Extracted data →
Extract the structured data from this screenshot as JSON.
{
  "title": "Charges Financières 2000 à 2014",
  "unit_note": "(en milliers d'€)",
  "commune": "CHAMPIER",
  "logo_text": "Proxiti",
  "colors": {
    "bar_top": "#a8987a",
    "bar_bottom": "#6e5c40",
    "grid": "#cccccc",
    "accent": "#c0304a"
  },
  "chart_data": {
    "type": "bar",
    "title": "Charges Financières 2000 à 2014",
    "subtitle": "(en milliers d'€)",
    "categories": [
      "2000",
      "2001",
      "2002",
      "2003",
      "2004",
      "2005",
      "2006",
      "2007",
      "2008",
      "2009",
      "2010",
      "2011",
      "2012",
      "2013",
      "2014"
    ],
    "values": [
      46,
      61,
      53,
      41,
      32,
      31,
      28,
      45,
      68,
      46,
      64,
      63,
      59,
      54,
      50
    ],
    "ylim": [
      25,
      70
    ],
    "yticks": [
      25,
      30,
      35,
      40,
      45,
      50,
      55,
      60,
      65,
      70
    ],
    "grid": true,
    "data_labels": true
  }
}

Stated task →
Retype the listing exactly, in full.

Result →
Extract the structured data from this screenshot as JSON.
{
  "title": "Charges Financières 2000 à 2014",
  "unit_note": "(en milliers d'€)",
  "commune": "CHAMPIER",
  "logo_text": "Proxiti",
  "colors": {
    "bar_top": "#a8987a",
    "bar_bottom": "#6e5c40",
    "grid": "#cccccc",
    "accent": "#c0304a"
  },
  "chart_data": {
    "type": "bar",
    "title": "Charges Financières 2000 à 2014",
    "subtitle": "(en milliers d'€)",
    "categories": [
      "2000",
      "2001",
      "2002",
      "2003",
      "2004",
      "2005",
      "2006",
      "2007",
      "2008",
      "2009",
      "2010",
      "2011",
      "2012",
      "2013",
      "2014"
    ],
    "values": [
      46,
      61,
      53,
      41,
      32,
      31,
      28,
      45,
      68,
      46,
      64,
      63,
      59,
      54,
      50
    ],
    "ylim": [
      25,
      70
    ],
    "yticks": [
      25,
      30,
      35,
      40,
      45,
      50,
      55,
      60,
      65,
      70
    ],
    "grid": true,
    "data_labels": true
  }
}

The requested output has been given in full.